_WHAT THE TASK ASKS_
In the post about parameter recovery in a multilevel gamma model, what goes wrong with the one parameter the model fails to recover, whatever its true value?

_SOURCE EXTRACT_

Consistent errors (bias) in retrodiction/parameter recovery of a single parameter in a multilevel gamma model

The Short Story
I have written a multilevel model that includes normal and gamma distributions, and it does really well at retrodicting (i.e. recovering) the “true” parameters from simulated data. However, for one parameter is does a bad job at retrodiction. No matter what the true parameters are in the simulated data, the estimator is too high. This is not a result of overinformative priors, nor the result of lower-level estimators. Therefore, there is some kind of “bias” or consistent error in my Bayesian estimator, and I don’t know how to approach fixing it. I would love some help or references to literature on the subject to try to resolve this. Thank you!

_DATASET ROWS_
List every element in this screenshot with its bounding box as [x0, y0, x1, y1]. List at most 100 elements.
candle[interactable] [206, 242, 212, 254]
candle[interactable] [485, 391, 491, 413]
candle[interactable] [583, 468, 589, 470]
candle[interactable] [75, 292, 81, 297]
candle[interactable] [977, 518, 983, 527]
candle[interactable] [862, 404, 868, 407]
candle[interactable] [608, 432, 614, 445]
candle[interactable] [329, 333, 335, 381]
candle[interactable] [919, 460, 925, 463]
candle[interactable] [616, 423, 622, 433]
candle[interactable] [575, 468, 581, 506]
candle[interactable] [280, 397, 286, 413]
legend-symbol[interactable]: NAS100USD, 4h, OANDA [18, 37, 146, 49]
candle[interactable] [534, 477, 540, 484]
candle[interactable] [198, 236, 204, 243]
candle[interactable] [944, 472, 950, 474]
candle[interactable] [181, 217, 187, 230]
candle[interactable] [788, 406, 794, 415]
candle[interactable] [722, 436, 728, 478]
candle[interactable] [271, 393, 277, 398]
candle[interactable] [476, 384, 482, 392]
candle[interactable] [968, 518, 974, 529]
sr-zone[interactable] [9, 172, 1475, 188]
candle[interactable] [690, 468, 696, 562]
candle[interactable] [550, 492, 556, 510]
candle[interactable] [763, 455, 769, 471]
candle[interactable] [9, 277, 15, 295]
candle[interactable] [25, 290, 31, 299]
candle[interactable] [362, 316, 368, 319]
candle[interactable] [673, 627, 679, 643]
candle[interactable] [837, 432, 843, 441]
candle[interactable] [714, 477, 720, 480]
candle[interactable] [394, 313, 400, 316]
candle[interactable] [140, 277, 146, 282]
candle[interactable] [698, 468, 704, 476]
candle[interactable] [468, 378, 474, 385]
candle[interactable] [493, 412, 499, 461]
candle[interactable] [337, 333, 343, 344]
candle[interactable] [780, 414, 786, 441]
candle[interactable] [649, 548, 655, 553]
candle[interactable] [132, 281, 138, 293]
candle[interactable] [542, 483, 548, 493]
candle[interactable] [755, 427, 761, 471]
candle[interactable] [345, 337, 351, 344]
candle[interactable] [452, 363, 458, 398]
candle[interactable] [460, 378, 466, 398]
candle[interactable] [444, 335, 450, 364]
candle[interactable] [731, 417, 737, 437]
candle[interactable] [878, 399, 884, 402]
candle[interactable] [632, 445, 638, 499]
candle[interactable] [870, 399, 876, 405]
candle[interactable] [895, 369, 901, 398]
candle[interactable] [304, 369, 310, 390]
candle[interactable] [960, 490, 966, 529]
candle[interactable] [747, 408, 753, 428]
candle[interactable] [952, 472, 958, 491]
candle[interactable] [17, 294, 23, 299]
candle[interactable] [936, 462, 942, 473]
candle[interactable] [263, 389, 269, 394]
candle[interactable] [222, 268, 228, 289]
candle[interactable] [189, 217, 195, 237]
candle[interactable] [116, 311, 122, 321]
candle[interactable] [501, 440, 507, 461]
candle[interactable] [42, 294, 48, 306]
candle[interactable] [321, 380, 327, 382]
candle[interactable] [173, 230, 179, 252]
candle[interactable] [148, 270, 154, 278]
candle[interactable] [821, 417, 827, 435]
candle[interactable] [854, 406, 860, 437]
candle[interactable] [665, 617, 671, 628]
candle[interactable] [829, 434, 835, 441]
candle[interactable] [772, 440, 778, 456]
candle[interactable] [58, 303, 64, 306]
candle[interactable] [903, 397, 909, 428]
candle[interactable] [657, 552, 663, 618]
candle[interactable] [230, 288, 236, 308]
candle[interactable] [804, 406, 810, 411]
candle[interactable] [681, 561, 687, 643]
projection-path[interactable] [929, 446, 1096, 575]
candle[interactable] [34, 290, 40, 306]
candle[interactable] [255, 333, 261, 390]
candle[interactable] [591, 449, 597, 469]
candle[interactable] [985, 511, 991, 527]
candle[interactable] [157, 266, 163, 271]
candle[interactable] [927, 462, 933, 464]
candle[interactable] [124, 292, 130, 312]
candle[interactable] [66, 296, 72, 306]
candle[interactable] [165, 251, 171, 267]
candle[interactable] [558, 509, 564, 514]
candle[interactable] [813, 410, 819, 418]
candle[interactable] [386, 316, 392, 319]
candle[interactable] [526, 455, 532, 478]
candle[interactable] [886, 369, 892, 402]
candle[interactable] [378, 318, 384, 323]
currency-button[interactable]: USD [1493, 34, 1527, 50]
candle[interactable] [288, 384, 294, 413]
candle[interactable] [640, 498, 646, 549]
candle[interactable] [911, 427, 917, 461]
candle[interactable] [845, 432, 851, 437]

_TASK RESULT_
Its estimate is always too high.